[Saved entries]

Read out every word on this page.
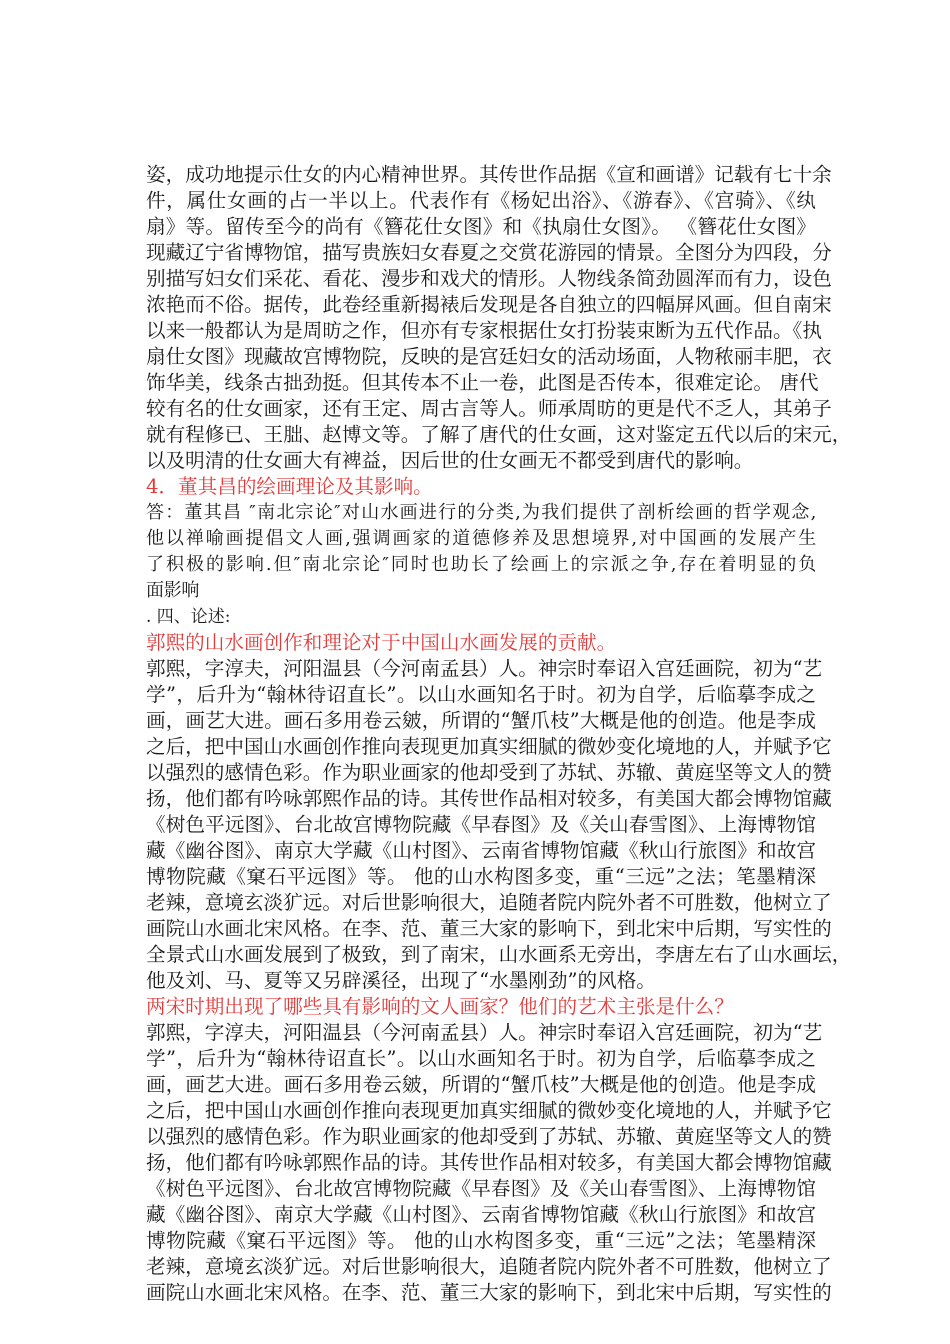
姿，成功地提示仕女的内心精神世界。其传世作品据《宣和画谱》记载有七十余
件，属仕女画的占一半以上。代表作有《杨妃出浴》、《游春》、《宫骑》、《纨
扇》等。留传至今的尚有《簪花仕女图》和《执扇仕女图》。 《簪花仕女图》
现藏辽宁省博物馆，描写贵族妇女春夏之交赏花游园的情景。全图分为四段，分
别描写妇女们采花、看花、漫步和戏犬的情形。人物线条简劲圆浑而有力，设色
浓艳而不俗。据传，此卷经重新揭裱后发现是各自独立的四幅屏风画。但自南宋
以来一般都认为是周昉之作，但亦有专家根据仕女打扮装束断为五代作品。《执
扇仕女图》现藏故宫博物院，反映的是宫廷妇女的活动场面，人物秾丽丰肥，衣
饰华美，线条古拙劲挺。但其传本不止一卷，此图是否传本，很难定论。 唐代
较有名的仕女画家，还有王定、周古言等人。师承周昉的更是代不乏人，其弟子
就有程修已、王朏、赵博文等。了解了唐代的仕女画，这对鉴定五代以后的宋元，
以及明清的仕女画大有裨益，因后世的仕女画无不都受到唐代的影响。
4．董其昌的绘画理论及其影响。
答：董其昌 ″南北宗论″对山水画进行的分类,为我们提供了剖析绘画的哲学观念,
他以禅喻画提倡文人画,强调画家的道德修养及思想境界,对中国画的发展产生
了积极的影响.但″南北宗论″同时也助长了绘画上的宗派之争,存在着明显的负
面影响
. 四、论述:
郭熙的山水画创作和理论对于中国山水画发展的贡献。
郭熙，字淳夫，河阳温县（今河南孟县）人。神宗时奉诏入宫廷画院，初为“艺
学”，后升为“翰林待诏直长”。以山水画知名于时。初为自学，后临摹李成之
画，画艺大进。画石多用卷云皴，所谓的“蟹爪枝”大概是他的创造。他是李成
之后，把中国山水画创作推向表现更加真实细腻的微妙变化境地的人，并赋予它
以强烈的感情色彩。作为职业画家的他却受到了苏轼、苏辙、黄庭坚等文人的赞
扬，他们都有吟咏郭熙作品的诗。其传世作品相对较多，有美国大都会博物馆藏
《树色平远图》、台北故宫博物院藏《早春图》及《关山春雪图》、上海博物馆
藏《幽谷图》、南京大学藏《山村图》、云南省博物馆藏《秋山行旅图》和故宫
博物院藏《窠石平远图》等。 他的山水构图多变，重“三远”之法；笔墨精深
老辣，意境玄淡犷远。对后世影响很大，追随者院内院外者不可胜数，他树立了
画院山水画北宋风格。在李、范、董三大家的影响下，到北宋中后期，写实性的
全景式山水画发展到了极致，到了南宋，山水画系无旁出，李唐左右了山水画坛，
他及刘、马、夏等又另辟溪径，出现了“水墨刚劲”的风格。
两宋时期出现了哪些具有影响的文人画家？他们的艺术主张是什么？
郭熙，字淳夫，河阳温县（今河南孟县）人。神宗时奉诏入宫廷画院，初为“艺
学”，后升为“翰林待诏直长”。以山水画知名于时。初为自学，后临摹李成之
画，画艺大进。画石多用卷云皴，所谓的“蟹爪枝”大概是他的创造。他是李成
之后，把中国山水画创作推向表现更加真实细腻的微妙变化境地的人，并赋予它
以强烈的感情色彩。作为职业画家的他却受到了苏轼、苏辙、黄庭坚等文人的赞
扬，他们都有吟咏郭熙作品的诗。其传世作品相对较多，有美国大都会博物馆藏
《树色平远图》、台北故宫博物院藏《早春图》及《关山春雪图》、上海博物馆
藏《幽谷图》、南京大学藏《山村图》、云南省博物馆藏《秋山行旅图》和故宫
博物院藏《窠石平远图》等。 他的山水构图多变，重“三远”之法；笔墨精深
老辣，意境玄淡犷远。对后世影响很大，追随者院内院外者不可胜数，他树立了
画院山水画北宋风格。在李、范、董三大家的影响下，到北宋中后期，写实性的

[WHAT THE TASK REQUIRES]
Without including any pictures, reproduce the listing exactly.

[SOLUTION TO THE EXERCISE]
Read out every word on this page.
姿，成功地提示仕女的内心精神世界。其传世作品据《宣和画谱》记载有七十余
件，属仕女画的占一半以上。代表作有《杨妃出浴》、《游春》、《宫骑》、《纨
扇》等。留传至今的尚有《簪花仕女图》和《执扇仕女图》。 《簪花仕女图》
现藏辽宁省博物馆，描写贵族妇女春夏之交赏花游园的情景。全图分为四段，分
别描写妇女们采花、看花、漫步和戏犬的情形。人物线条简劲圆浑而有力，设色
浓艳而不俗。据传，此卷经重新揭裱后发现是各自独立的四幅屏风画。但自南宋
以来一般都认为是周昉之作，但亦有专家根据仕女打扮装束断为五代作品。《执
扇仕女图》现藏故宫博物院，反映的是宫廷妇女的活动场面，人物秾丽丰肥，衣
饰华美，线条古拙劲挺。但其传本不止一卷，此图是否传本，很难定论。 唐代
较有名的仕女画家，还有王定、周古言等人。师承周昉的更是代不乏人，其弟子
就有程修已、王朏、赵博文等。了解了唐代的仕女画，这对鉴定五代以后的宋元，
以及明清的仕女画大有裨益，因后世的仕女画无不都受到唐代的影响。
4．董其昌的绘画理论及其影响。
答：董其昌 ″南北宗论″对山水画进行的分类,为我们提供了剖析绘画的哲学观念,
他以禅喻画提倡文人画,强调画家的道德修养及思想境界,对中国画的发展产生
了积极的影响.但″南北宗论″同时也助长了绘画上的宗派之争,存在着明显的负
面影响
. 四、论述:
郭熙的山水画创作和理论对于中国山水画发展的贡献。
郭熙，字淳夫，河阳温县（今河南孟县）人。神宗时奉诏入宫廷画院，初为“艺
学”，后升为“翰林待诏直长”。以山水画知名于时。初为自学，后临摹李成之
画，画艺大进。画石多用卷云皴，所谓的“蟹爪枝”大概是他的创造。他是李成
之后，把中国山水画创作推向表现更加真实细腻的微妙变化境地的人，并赋予它
以强烈的感情色彩。作为职业画家的他却受到了苏轼、苏辙、黄庭坚等文人的赞
扬，他们都有吟咏郭熙作品的诗。其传世作品相对较多，有美国大都会博物馆藏
《树色平远图》、台北故宫博物院藏《早春图》及《关山春雪图》、上海博物馆
藏《幽谷图》、南京大学藏《山村图》、云南省博物馆藏《秋山行旅图》和故宫
博物院藏《窠石平远图》等。 他的山水构图多变，重“三远”之法；笔墨精深
老辣，意境玄淡犷远。对后世影响很大，追随者院内院外者不可胜数，他树立了
画院山水画北宋风格。在李、范、董三大家的影响下，到北宋中后期，写实性的
全景式山水画发展到了极致，到了南宋，山水画系无旁出，李唐左右了山水画坛，
他及刘、马、夏等又另辟溪径，出现了“水墨刚劲”的风格。
两宋时期出现了哪些具有影响的文人画家？他们的艺术主张是什么？
郭熙，字淳夫，河阳温县（今河南孟县）人。神宗时奉诏入宫廷画院，初为“艺
学”，后升为“翰林待诏直长”。以山水画知名于时。初为自学，后临摹李成之
画，画艺大进。画石多用卷云皴，所谓的“蟹爪枝”大概是他的创造。他是李成
之后，把中国山水画创作推向表现更加真实细腻的微妙变化境地的人，并赋予它
以强烈的感情色彩。作为职业画家的他却受到了苏轼、苏辙、黄庭坚等文人的赞
扬，他们都有吟咏郭熙作品的诗。其传世作品相对较多，有美国大都会博物馆藏
《树色平远图》、台北故宫博物院藏《早春图》及《关山春雪图》、上海博物馆
藏《幽谷图》、南京大学藏《山村图》、云南省博物馆藏《秋山行旅图》和故宫
博物院藏《窠石平远图》等。 他的山水构图多变，重“三远”之法；笔墨精深
老辣，意境玄淡犷远。对后世影响很大，追随者院内院外者不可胜数，他树立了
画院山水画北宋风格。在李、范、董三大家的影响下，到北宋中后期，写实性的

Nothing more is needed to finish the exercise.